---------- Dataset extract
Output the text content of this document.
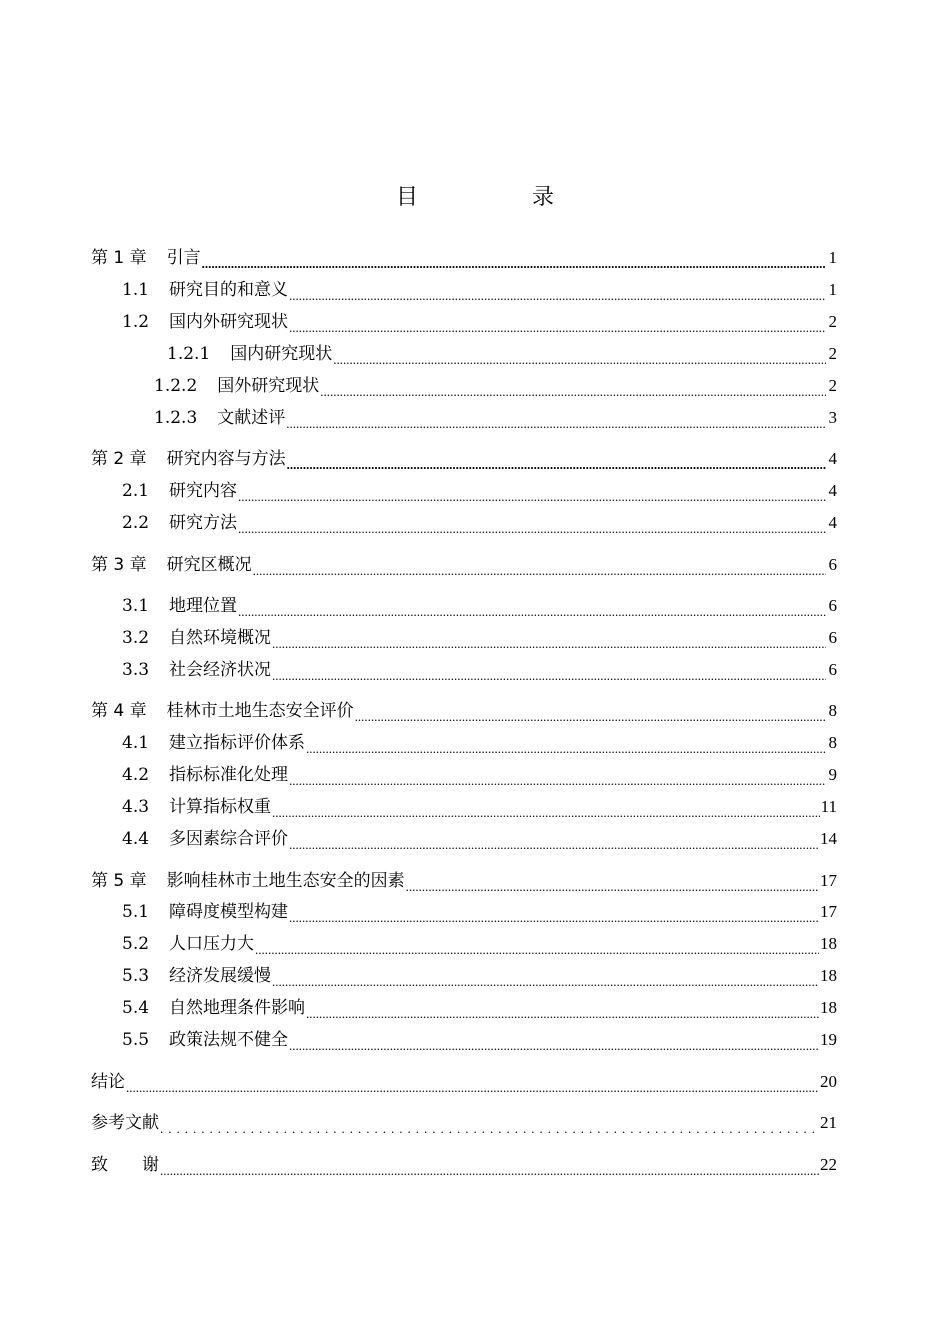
目　录
第 1 章 引言 .....	1
1.1 研究目的和意义 .....	1
1.2 国内外研究现状 .....	2
1.2.1 国内研究现状 .....	2
1.2.2 国外研究现状 .....	2
1.2.3 文献述评 .....	3
第 2 章 研究内容与方法 .....	4
2.1 研究内容 .....	4
2.2 研究方法 .....	4
第 3 章 研究区概况 .....	6
3.1 地理位置 .....	6
3.2 自然环境概况 .....	6
3.3 社会经济状况 .....	6
第 4 章 桂林市土地生态安全评价 .....	8
4.1 建立指标评价体系 .....	8
4.2 指标标准化处理 .....	9
4.3 计算指标权重 .....	11
4.4 多因素综合评价 .....	14
第 5 章 影响桂林市土地生态安全的因素 .....	17
5.1 障碍度模型构建 .....	17
5.2 人口压力大 .....	18
5.3 经济发展缓慢 .....	18
5.4 自然地理条件影响 .....	18
5.5 政策法规不健全 .....	19
结论 .....	20
参考文献 .....	21
致　　谢 .....	22
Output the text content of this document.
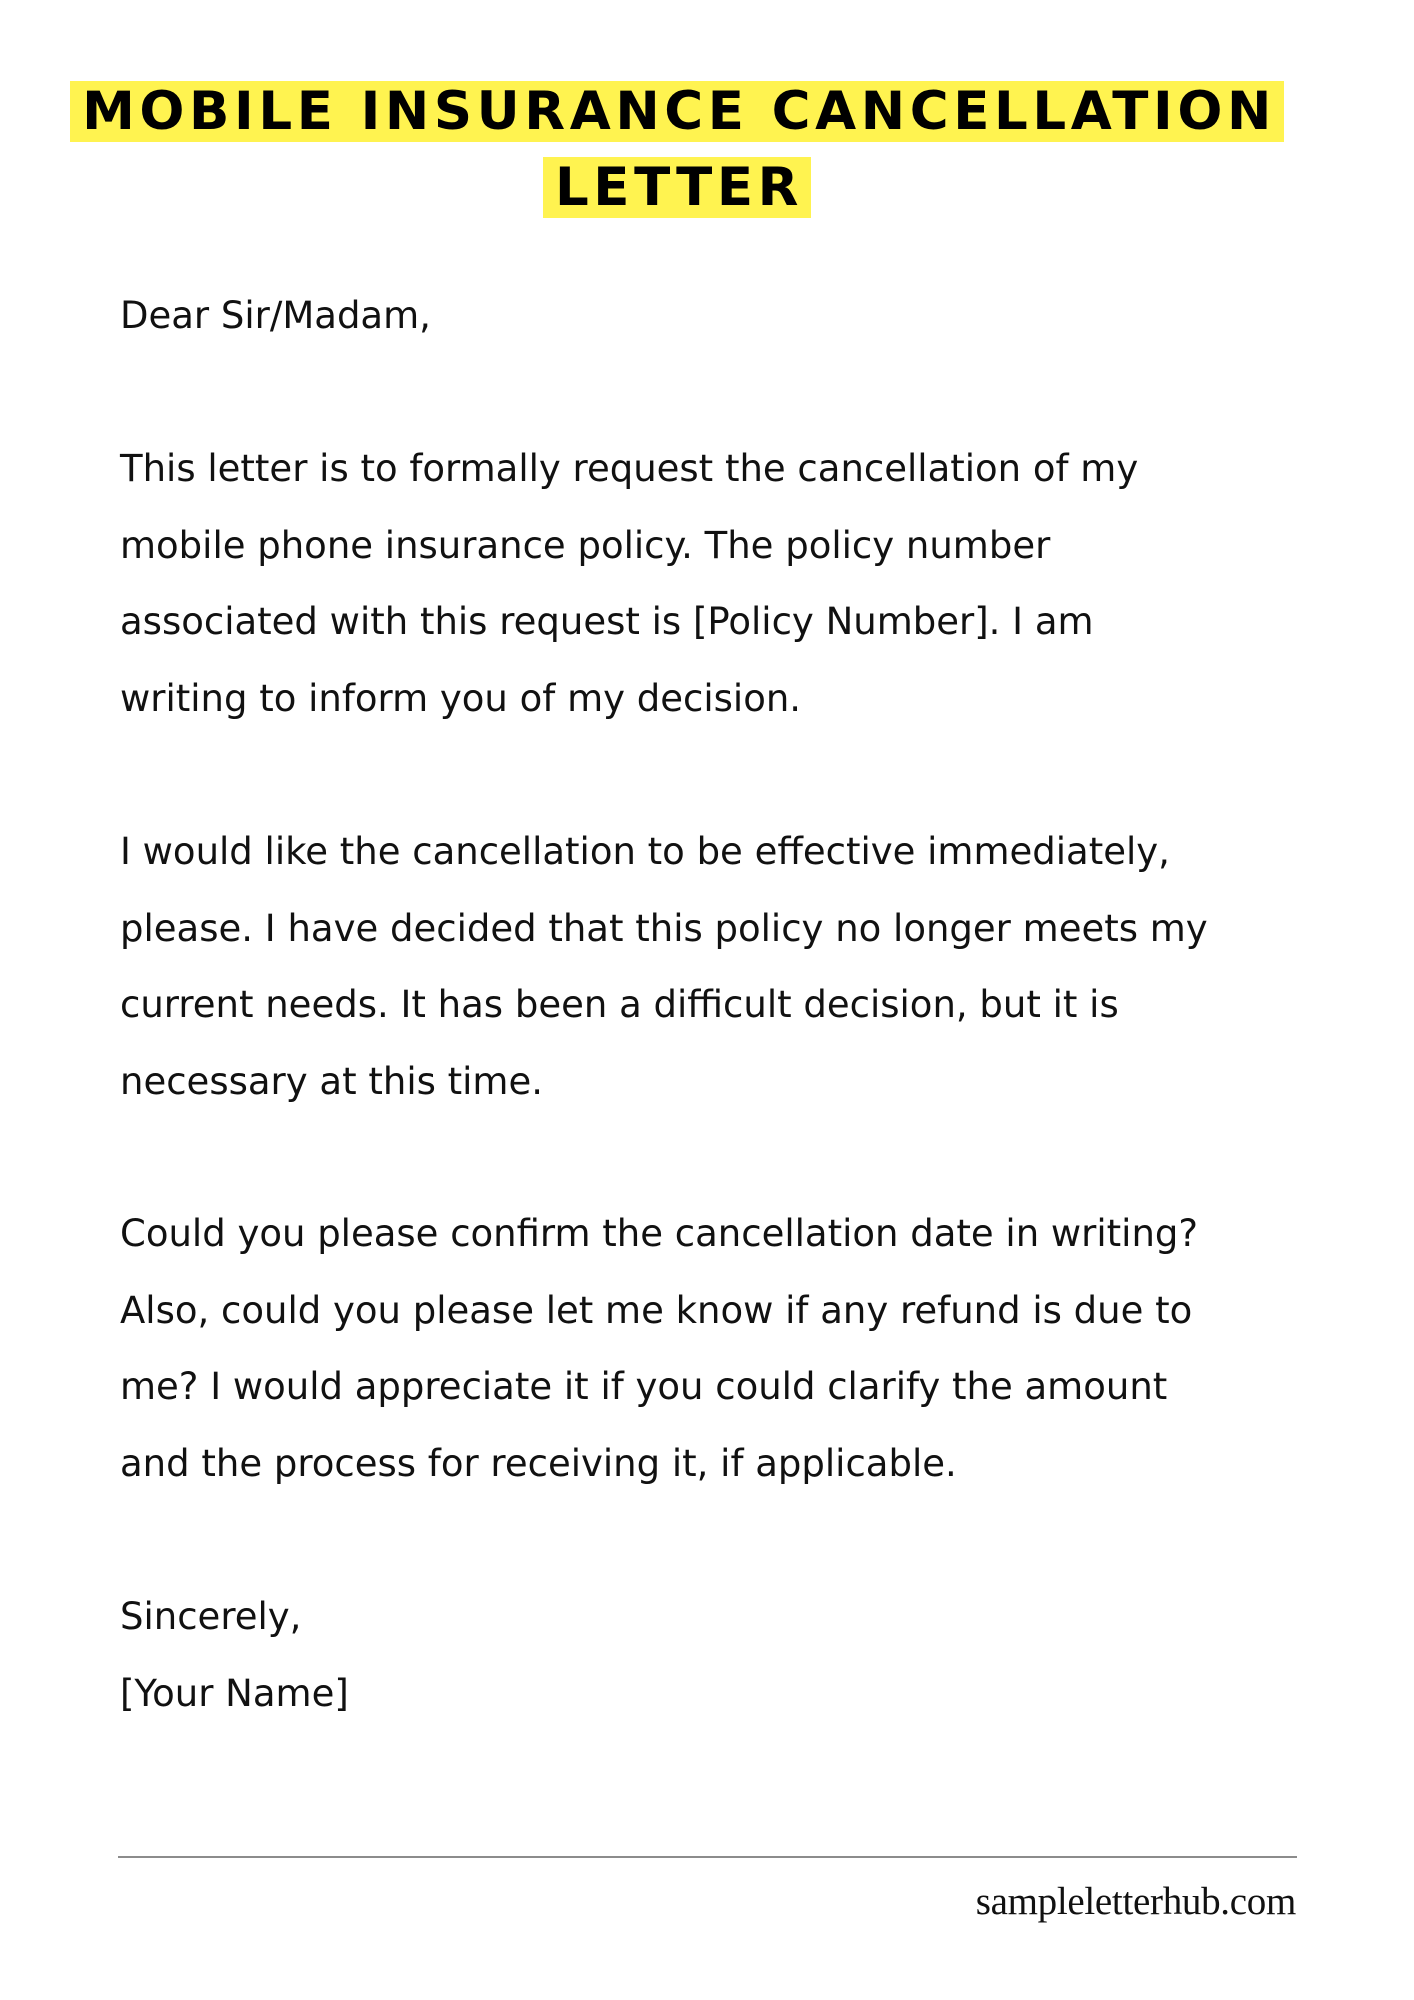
MOBILE INSURANCE CANCELLATION
LETTER
Dear Sir/Madam,
This letter is to formally request the cancellation of my
mobile phone insurance policy. The policy number
associated with this request is [Policy Number]. I am
writing to inform you of my decision.
I would like the cancellation to be effective immediately,
please. I have decided that this policy no longer meets my
current needs. It has been a difficult decision, but it is
necessary at this time.
Could you please confirm the cancellation date in writing?
Also, could you please let me know if any refund is due to
me? I would appreciate it if you could clarify the amount
and the process for receiving it, if applicable.
Sincerely,
[Your Name]
sampleletterhub.com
--------------------
Set problem:
Reproduce the entries exactly. Do not carry over any picture.

Task result:
Output the text content of this document.
目　录
第 1 章 引言 .....	1
1.1 研究目的和意义 .....	1
1.2 国内外研究现状 .....	2
1.2.1 国内研究现状 .....	2
1.2.2 国外研究现状 .....	2
1.2.3 文献述评 .....	3
第 2 章 研究内容与方法 .....	4
2.1 研究内容 .....	4
2.2 研究方法 .....	4
第 3 章 研究区概况 .....	6
3.1 地理位置 .....	6
3.2 自然环境概况 .....	6
3.3 社会经济状况 .....	6
第 4 章 桂林市土地生态安全评价 .....	8
4.1 建立指标评价体系 .....	8
4.2 指标标准化处理 .....	9
4.3 计算指标权重 .....	11
4.4 多因素综合评价 .....	14
第 5 章 影响桂林市土地生态安全的因素 .....	17
5.1 障碍度模型构建 .....	17
5.2 人口压力大 .....	18
5.3 经济发展缓慢 .....	18
5.4 自然地理条件影响 .....	18
5.5 政策法规不健全 .....	19
结论 .....	20
参考文献 .....	21
致　　谢 .....	22
Output the text content of this document.
MOBILE INSURANCE CANCELLATION
LETTER
Dear Sir/Madam,
This letter is to formally request the cancellation of my
mobile phone insurance policy. The policy number
associated with this request is [Policy Number]. I am
writing to inform you of my decision.
I would like the cancellation to be effective immediately,
please. I have decided that this policy no longer meets my
current needs. It has been a difficult decision, but it is
necessary at this time.
Could you please confirm the cancellation date in writing?
Also, could you please let me know if any refund is due to
me? I would appreciate it if you could clarify the amount
and the process for receiving it, if applicable.
Sincerely,
[Your Name]
sampleletterhub.com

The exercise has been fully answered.